*WHAT THE TASK ASKS:*
Return, unchanged, the lines of the records starting at the very first line and ending at the line that contains "legend-title: prices in (742, 244, 765, 250)", with both of those lines included.
☆ ☆ ☆ ☆
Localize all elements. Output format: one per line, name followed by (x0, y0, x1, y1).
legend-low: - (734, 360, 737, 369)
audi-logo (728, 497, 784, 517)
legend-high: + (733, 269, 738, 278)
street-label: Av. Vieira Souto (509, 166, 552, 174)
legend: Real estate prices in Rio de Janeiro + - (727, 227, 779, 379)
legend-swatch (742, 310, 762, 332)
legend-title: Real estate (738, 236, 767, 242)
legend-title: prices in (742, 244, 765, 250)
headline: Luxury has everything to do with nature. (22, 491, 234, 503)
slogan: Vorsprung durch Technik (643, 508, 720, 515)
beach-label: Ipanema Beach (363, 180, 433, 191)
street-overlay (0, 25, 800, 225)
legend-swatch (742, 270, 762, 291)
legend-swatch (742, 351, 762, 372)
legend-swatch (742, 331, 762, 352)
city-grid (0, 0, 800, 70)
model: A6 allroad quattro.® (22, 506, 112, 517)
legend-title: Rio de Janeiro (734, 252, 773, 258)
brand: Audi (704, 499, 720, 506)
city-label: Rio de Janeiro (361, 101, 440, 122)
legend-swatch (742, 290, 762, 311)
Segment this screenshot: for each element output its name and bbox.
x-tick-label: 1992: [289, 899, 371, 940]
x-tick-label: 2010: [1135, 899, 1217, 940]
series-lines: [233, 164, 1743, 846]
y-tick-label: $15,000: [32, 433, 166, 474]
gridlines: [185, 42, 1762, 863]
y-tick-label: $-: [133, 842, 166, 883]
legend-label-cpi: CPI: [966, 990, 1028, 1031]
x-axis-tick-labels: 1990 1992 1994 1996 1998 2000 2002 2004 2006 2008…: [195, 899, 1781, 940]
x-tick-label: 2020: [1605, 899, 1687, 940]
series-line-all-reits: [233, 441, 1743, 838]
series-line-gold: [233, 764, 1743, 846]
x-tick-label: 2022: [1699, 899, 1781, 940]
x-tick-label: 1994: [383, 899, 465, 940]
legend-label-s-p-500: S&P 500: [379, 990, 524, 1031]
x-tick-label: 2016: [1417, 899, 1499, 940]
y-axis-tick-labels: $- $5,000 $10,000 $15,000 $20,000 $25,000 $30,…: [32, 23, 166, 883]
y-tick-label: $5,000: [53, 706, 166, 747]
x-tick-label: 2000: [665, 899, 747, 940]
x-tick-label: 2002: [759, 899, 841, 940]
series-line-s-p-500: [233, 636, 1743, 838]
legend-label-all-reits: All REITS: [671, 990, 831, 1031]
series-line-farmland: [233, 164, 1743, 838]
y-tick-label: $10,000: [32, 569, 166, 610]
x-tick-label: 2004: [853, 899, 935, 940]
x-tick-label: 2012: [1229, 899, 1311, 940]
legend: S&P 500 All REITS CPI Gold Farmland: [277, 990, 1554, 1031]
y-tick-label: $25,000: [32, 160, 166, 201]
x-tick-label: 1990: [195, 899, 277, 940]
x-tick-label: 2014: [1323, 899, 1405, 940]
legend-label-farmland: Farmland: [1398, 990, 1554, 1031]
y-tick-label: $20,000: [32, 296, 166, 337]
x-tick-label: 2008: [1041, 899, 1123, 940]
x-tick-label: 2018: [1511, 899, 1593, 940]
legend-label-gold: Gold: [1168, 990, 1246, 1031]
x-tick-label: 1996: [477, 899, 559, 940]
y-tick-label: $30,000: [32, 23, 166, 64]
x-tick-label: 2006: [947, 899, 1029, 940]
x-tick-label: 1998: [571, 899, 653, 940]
☆ ☆ ☆ ☆
*RESPONSE TO THE EXERCISE:*
Localize all elements. Output format: one per line, name followed by (x0, y0, x1, y1).
legend-low: - (734, 360, 737, 369)
audi-logo (728, 497, 784, 517)
legend-high: + (733, 269, 738, 278)
street-label: Av. Vieira Souto (509, 166, 552, 174)
legend: Real estate prices in Rio de Janeiro + - (727, 227, 779, 379)
legend-swatch (742, 310, 762, 332)
legend-title: Real estate (738, 236, 767, 242)
legend-title: prices in (742, 244, 765, 250)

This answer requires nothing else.